* _OBJECTIVE_
Extract each line of the data and write it out again exactly.

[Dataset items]
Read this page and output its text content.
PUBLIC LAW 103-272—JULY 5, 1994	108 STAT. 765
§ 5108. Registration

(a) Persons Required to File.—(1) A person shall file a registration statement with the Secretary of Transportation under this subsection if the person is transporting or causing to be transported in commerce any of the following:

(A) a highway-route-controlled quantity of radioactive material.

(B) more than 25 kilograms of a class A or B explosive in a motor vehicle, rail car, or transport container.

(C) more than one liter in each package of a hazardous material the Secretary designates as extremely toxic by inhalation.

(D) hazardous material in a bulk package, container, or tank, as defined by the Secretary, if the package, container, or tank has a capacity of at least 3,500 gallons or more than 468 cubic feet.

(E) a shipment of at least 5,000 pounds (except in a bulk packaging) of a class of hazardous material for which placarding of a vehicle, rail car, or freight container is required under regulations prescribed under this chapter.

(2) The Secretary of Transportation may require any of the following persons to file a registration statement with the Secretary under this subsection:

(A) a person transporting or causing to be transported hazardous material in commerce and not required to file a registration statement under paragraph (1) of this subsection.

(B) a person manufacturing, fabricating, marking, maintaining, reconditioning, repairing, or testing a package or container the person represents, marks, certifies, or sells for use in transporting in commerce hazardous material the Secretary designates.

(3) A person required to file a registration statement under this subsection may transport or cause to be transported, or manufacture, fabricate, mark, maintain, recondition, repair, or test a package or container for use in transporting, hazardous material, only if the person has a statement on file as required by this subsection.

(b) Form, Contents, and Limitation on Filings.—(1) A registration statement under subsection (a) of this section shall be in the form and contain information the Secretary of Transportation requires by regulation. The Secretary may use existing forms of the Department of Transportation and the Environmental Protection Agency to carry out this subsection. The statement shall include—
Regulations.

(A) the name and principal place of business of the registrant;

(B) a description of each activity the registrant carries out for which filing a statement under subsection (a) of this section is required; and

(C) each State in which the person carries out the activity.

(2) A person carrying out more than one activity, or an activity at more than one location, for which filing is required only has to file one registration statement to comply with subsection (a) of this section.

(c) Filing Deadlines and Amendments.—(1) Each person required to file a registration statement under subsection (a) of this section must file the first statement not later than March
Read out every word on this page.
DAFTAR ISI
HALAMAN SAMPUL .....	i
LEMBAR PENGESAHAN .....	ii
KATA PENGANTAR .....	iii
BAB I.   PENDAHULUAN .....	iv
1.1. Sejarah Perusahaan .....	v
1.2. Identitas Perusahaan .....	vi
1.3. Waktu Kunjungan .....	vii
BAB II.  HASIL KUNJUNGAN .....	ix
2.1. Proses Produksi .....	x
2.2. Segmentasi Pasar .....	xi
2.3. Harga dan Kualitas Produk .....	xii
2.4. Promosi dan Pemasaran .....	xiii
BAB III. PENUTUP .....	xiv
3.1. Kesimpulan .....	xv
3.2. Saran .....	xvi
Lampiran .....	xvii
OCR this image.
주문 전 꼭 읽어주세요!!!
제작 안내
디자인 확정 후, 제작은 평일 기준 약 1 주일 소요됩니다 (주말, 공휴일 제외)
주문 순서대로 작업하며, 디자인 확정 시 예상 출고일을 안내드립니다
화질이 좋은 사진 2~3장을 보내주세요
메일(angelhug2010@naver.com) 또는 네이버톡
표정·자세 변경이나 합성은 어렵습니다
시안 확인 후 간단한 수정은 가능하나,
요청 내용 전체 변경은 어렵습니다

* _TASK RESPONSE_
Read this page and output its text content.
PUBLIC LAW 103-272—JULY 5, 1994	108 STAT. 765
§ 5108. Registration

(a) Persons Required to File.—(1) A person shall file a registration statement with the Secretary of Transportation under this subsection if the person is transporting or causing to be transported in commerce any of the following:

(A) a highway-route-controlled quantity of radioactive material.

(B) more than 25 kilograms of a class A or B explosive in a motor vehicle, rail car, or transport container.

(C) more than one liter in each package of a hazardous material the Secretary designates as extremely toxic by inhalation.

(D) hazardous material in a bulk package, container, or tank, as defined by the Secretary, if the package, container, or tank has a capacity of at least 3,500 gallons or more than 468 cubic feet.

(E) a shipment of at least 5,000 pounds (except in a bulk packaging) of a class of hazardous material for which placarding of a vehicle, rail car, or freight container is required under regulations prescribed under this chapter.

(2) The Secretary of Transportation may require any of the following persons to file a registration statement with the Secretary under this subsection:

(A) a person transporting or causing to be transported hazardous material in commerce and not required to file a registration statement under paragraph (1) of this subsection.

(B) a person manufacturing, fabricating, marking, maintaining, reconditioning, repairing, or testing a package or container the person represents, marks, certifies, or sells for use in transporting in commerce hazardous material the Secretary designates.

(3) A person required to file a registration statement under this subsection may transport or cause to be transported, or manufacture, fabricate, mark, maintain, recondition, repair, or test a package or container for use in transporting, hazardous material, only if the person has a statement on file as required by this subsection.

(b) Form, Contents, and Limitation on Filings.—(1) A registration statement under subsection (a) of this section shall be in the form and contain information the Secretary of Transportation requires by regulation. The Secretary may use existing forms of the Department of Transportation and the Environmental Protection Agency to carry out this subsection. The statement shall include—
Regulations.

(A) the name and principal place of business of the registrant;

(B) a description of each activity the registrant carries out for which filing a statement under subsection (a) of this section is required; and

(C) each State in which the person carries out the activity.

(2) A person carrying out more than one activity, or an activity at more than one location, for which filing is required only has to file one registration statement to comply with subsection (a) of this section.

(c) Filing Deadlines and Amendments.—(1) Each person required to file a registration statement under subsection (a) of this section must file the first statement not later than March
Read out every word on this page.
DAFTAR ISI
HALAMAN SAMPUL .....	i
LEMBAR PENGESAHAN .....	ii
KATA PENGANTAR .....	iii
BAB I.   PENDAHULUAN .....	iv
1.1. Sejarah Perusahaan .....	v
1.2. Identitas Perusahaan .....	vi
1.3. Waktu Kunjungan .....	vii
BAB II.  HASIL KUNJUNGAN .....	ix
2.1. Proses Produksi .....	x
2.2. Segmentasi Pasar .....	xi
2.3. Harga dan Kualitas Produk .....	xii
2.4. Promosi dan Pemasaran .....	xiii
BAB III. PENUTUP .....	xiv
3.1. Kesimpulan .....	xv
3.2. Saran .....	xvi
Lampiran .....	xvii
OCR this image.
주문 전 꼭 읽어주세요!!!
제작 안내
디자인 확정 후, 제작은 평일 기준 약 1 주일 소요됩니다 (주말, 공휴일 제외)
주문 순서대로 작업하며, 디자인 확정 시 예상 출고일을 안내드립니다
화질이 좋은 사진 2~3장을 보내주세요
메일(angelhug2010@naver.com) 또는 네이버톡
표정·자세 변경이나 합성은 어렵습니다
시안 확인 후 간단한 수정은 가능하나,
요청 내용 전체 변경은 어렵습니다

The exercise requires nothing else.